• WHAT IS ASKED
The entries below should be given again exactly, minus their pictures.

Figure content listings:
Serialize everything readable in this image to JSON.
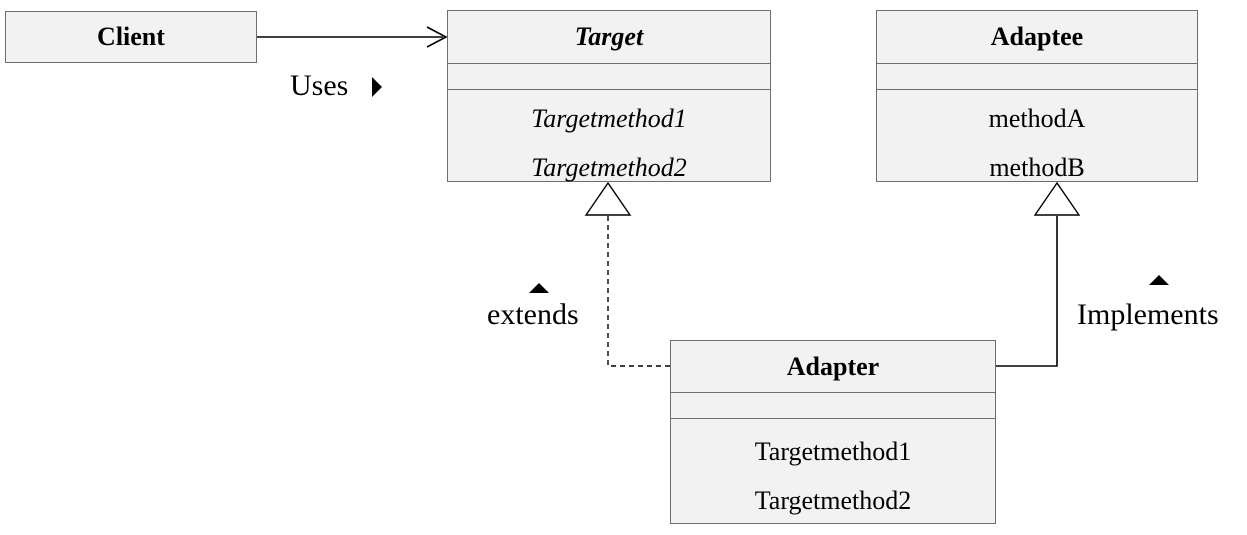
{
  "classes": {
    "client": {
      "name": "Client"
    },
    "target": {
      "name": "Target",
      "methods": [
        "Targetmethod1",
        "Targetmethod2"
      ]
    },
    "adaptee": {
      "name": "Adaptee",
      "methods": [
        "methodA",
        "methodB"
      ]
    },
    "adapter": {
      "name": "Adapter",
      "methods": [
        "Targetmethod1",
        "Targetmethod2"
      ]
    }
  },
  "labels": {
    "uses": "Uses",
    "extends": "extends",
    "implements": "Implements"
  },
  "colors": {
    "box_fill": "#f2f2f2",
    "box_border": "#6e6e6e",
    "line": "#000000"
  }
}
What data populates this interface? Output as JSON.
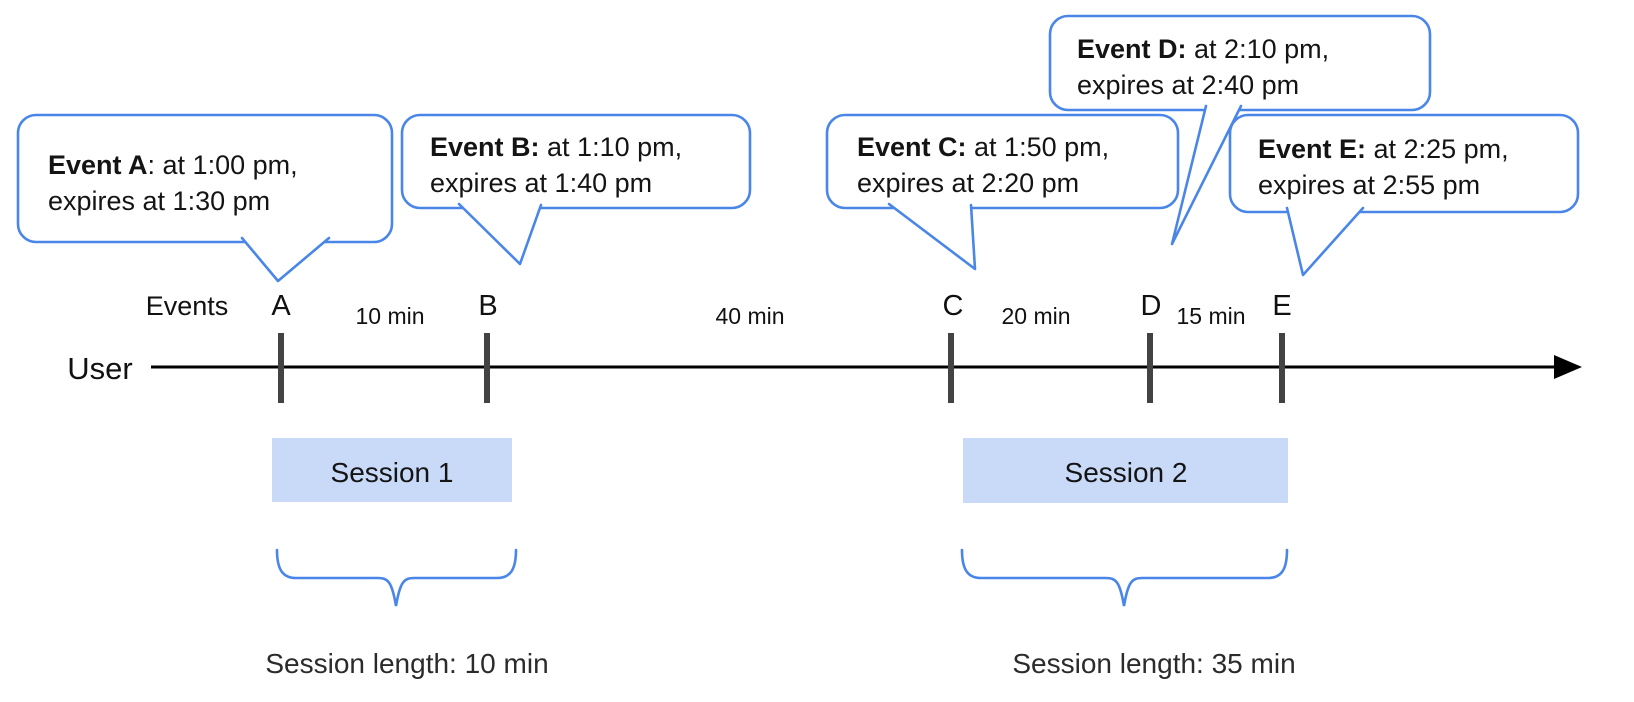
{
  "diagram": {
    "axis": {
      "events_label": "Events",
      "user_label": "User"
    },
    "events": [
      {
        "tick": "A",
        "bubble_bold": "Event A",
        "bubble_rest": ": at 1:00 pm,",
        "bubble_line2": "expires at 1:30 pm"
      },
      {
        "tick": "B",
        "bubble_bold": "Event B:",
        "bubble_rest": " at 1:10 pm,",
        "bubble_line2": "expires at 1:40 pm"
      },
      {
        "tick": "C",
        "bubble_bold": "Event C:",
        "bubble_rest": " at 1:50 pm,",
        "bubble_line2": "expires at 2:20 pm"
      },
      {
        "tick": "D",
        "bubble_bold": "Event D:",
        "bubble_rest": " at 2:10 pm,",
        "bubble_line2": "expires at 2:40 pm"
      },
      {
        "tick": "E",
        "bubble_bold": "Event E:",
        "bubble_rest": " at 2:25 pm,",
        "bubble_line2": "expires at 2:55 pm"
      }
    ],
    "intervals": [
      {
        "label": "10 min"
      },
      {
        "label": "40 min"
      },
      {
        "label": "20 min"
      },
      {
        "label": "15 min"
      }
    ],
    "sessions": [
      {
        "label": "Session 1",
        "length_label": "Session length: 10 min"
      },
      {
        "label": "Session 2",
        "length_label": "Session length: 35 min"
      }
    ],
    "colors": {
      "bubble_border": "#4a86e8",
      "brace": "#4a86e8",
      "session_fill": "#c9daf8",
      "tick": "#434343",
      "axis": "#000000"
    }
  }
}
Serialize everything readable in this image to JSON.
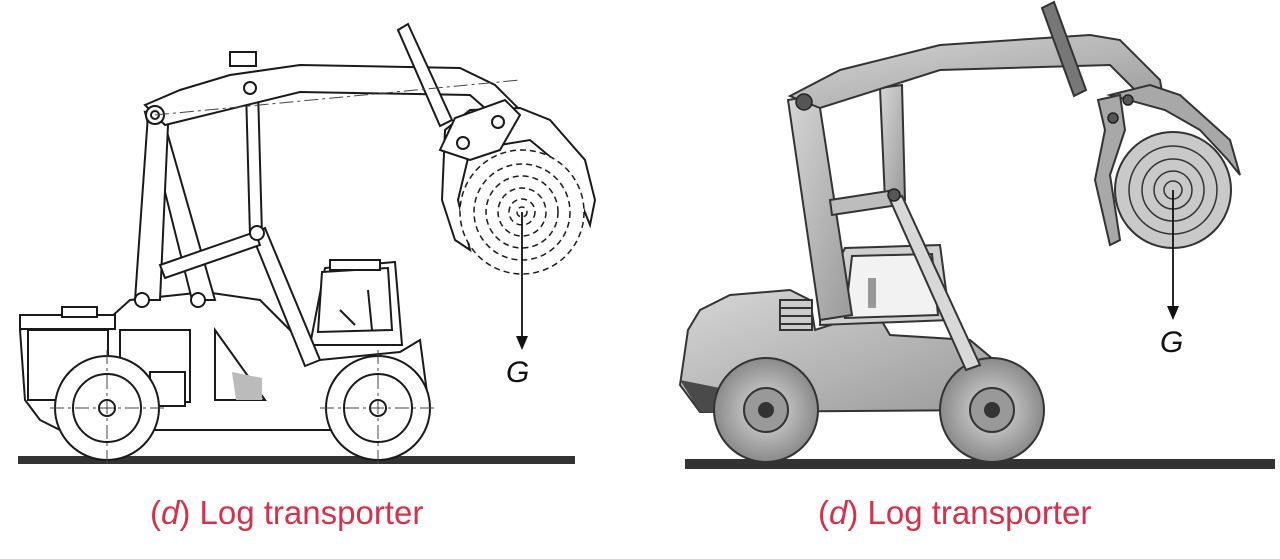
{
  "left_panel": {
    "caption_open": "(",
    "caption_letter": "d",
    "caption_rest": ") Log transporter",
    "force_label": "G"
  },
  "right_panel": {
    "caption_open": "(",
    "caption_letter": "d",
    "caption_rest": ") Log transporter",
    "force_label": "G"
  },
  "colors": {
    "caption": "#d9304a",
    "line": "#1a1a1a",
    "body_gray": "#b9b9b9",
    "dark_gray": "#6e6e6e"
  }
}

• TASK OUTPUT
Serialize everything readable in this image to JSON.
{
  "classes": {
    "client": {
      "name": "Client"
    },
    "target": {
      "name": "Target",
      "methods": [
        "Targetmethod1",
        "Targetmethod2"
      ]
    },
    "adaptee": {
      "name": "Adaptee",
      "methods": [
        "methodA",
        "methodB"
      ]
    },
    "adapter": {
      "name": "Adapter",
      "methods": [
        "Targetmethod1",
        "Targetmethod2"
      ]
    }
  },
  "labels": {
    "uses": "Uses",
    "extends": "extends",
    "implements": "Implements"
  },
  "colors": {
    "box_fill": "#f2f2f2",
    "box_border": "#6e6e6e",
    "line": "#000000"
  }
}
What data populates this interface? Output as JSON.
{
  "diagram": {
    "axis": {
      "events_label": "Events",
      "user_label": "User"
    },
    "events": [
      {
        "tick": "A",
        "bubble_bold": "Event A",
        "bubble_rest": ": at 1:00 pm,",
        "bubble_line2": "expires at 1:30 pm"
      },
      {
        "tick": "B",
        "bubble_bold": "Event B:",
        "bubble_rest": " at 1:10 pm,",
        "bubble_line2": "expires at 1:40 pm"
      },
      {
        "tick": "C",
        "bubble_bold": "Event C:",
        "bubble_rest": " at 1:50 pm,",
        "bubble_line2": "expires at 2:20 pm"
      },
      {
        "tick": "D",
        "bubble_bold": "Event D:",
        "bubble_rest": " at 2:10 pm,",
        "bubble_line2": "expires at 2:40 pm"
      },
      {
        "tick": "E",
        "bubble_bold": "Event E:",
        "bubble_rest": " at 2:25 pm,",
        "bubble_line2": "expires at 2:55 pm"
      }
    ],
    "intervals": [
      {
        "label": "10 min"
      },
      {
        "label": "40 min"
      },
      {
        "label": "20 min"
      },
      {
        "label": "15 min"
      }
    ],
    "sessions": [
      {
        "label": "Session 1",
        "length_label": "Session length: 10 min"
      },
      {
        "label": "Session 2",
        "length_label": "Session length: 35 min"
      }
    ],
    "colors": {
      "bubble_border": "#4a86e8",
      "brace": "#4a86e8",
      "session_fill": "#c9daf8",
      "tick": "#434343",
      "axis": "#000000"
    }
  }
}
Serialize everything readable in this image to JSON.
{
  "left_panel": {
    "caption_open": "(",
    "caption_letter": "d",
    "caption_rest": ") Log transporter",
    "force_label": "G"
  },
  "right_panel": {
    "caption_open": "(",
    "caption_letter": "d",
    "caption_rest": ") Log transporter",
    "force_label": "G"
  },
  "colors": {
    "caption": "#d9304a",
    "line": "#1a1a1a",
    "body_gray": "#b9b9b9",
    "dark_gray": "#6e6e6e"
  }
}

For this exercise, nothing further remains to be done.